List every line in this data where the string "legend" occurs.
* start DATA TO PROCESS *
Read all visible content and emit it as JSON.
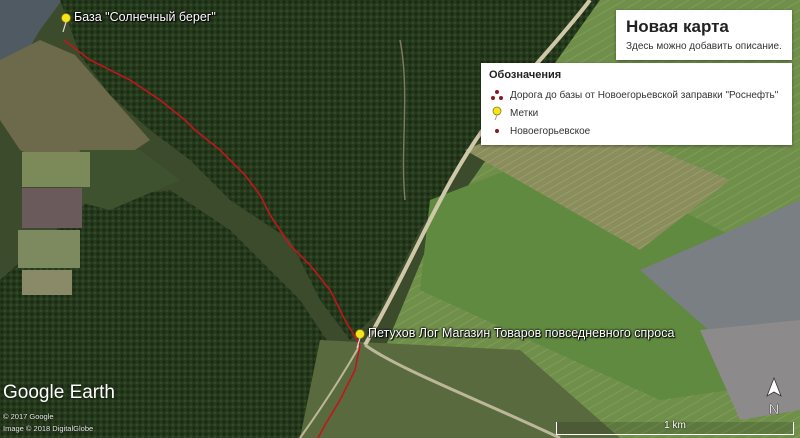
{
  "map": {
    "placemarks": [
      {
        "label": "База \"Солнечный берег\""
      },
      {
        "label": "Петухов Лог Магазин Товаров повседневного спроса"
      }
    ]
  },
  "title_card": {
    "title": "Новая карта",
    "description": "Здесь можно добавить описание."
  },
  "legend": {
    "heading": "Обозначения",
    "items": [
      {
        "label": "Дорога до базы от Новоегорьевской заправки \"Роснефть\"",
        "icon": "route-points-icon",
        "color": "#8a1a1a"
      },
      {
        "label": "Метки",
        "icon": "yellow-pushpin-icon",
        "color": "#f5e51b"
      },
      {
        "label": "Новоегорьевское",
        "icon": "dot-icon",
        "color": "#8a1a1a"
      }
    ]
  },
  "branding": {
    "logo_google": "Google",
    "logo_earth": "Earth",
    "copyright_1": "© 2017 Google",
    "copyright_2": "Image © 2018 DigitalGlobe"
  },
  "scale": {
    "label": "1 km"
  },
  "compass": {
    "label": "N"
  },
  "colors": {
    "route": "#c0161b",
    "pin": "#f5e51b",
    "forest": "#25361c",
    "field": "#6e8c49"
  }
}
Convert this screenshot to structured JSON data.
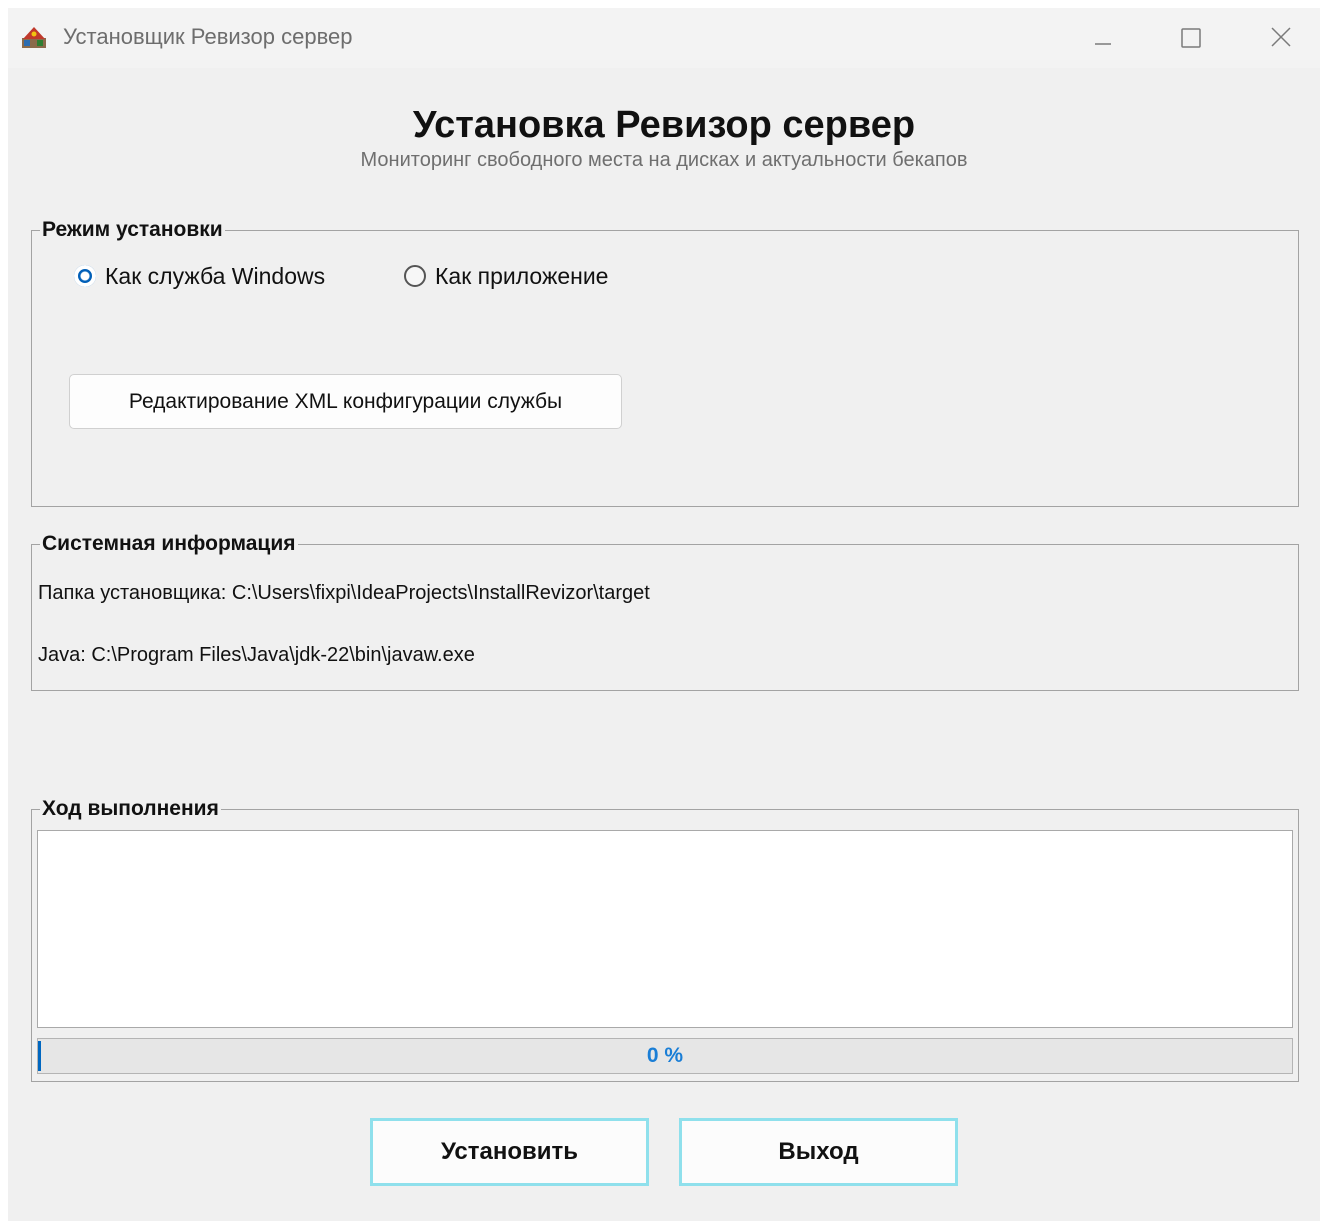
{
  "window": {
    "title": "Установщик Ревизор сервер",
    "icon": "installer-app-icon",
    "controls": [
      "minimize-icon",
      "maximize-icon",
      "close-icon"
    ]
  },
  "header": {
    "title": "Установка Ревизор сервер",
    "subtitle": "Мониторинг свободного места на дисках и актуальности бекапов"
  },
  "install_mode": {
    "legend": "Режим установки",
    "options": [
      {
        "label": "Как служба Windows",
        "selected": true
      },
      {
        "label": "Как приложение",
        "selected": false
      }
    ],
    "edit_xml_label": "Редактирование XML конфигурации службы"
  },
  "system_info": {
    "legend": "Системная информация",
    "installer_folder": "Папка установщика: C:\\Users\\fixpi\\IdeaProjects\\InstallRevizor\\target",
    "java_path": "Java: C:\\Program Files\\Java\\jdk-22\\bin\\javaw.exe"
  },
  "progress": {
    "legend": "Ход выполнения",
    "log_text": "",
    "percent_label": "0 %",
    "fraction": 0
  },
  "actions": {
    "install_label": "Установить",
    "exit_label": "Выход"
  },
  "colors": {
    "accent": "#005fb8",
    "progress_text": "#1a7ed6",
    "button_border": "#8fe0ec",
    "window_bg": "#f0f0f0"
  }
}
* end DATA TO PROCESS *
■ SOLUTION
  "legend": {
    "legend": "Режим установки",
    "legend": "Системная информация",
    "legend": "Ход выполнения",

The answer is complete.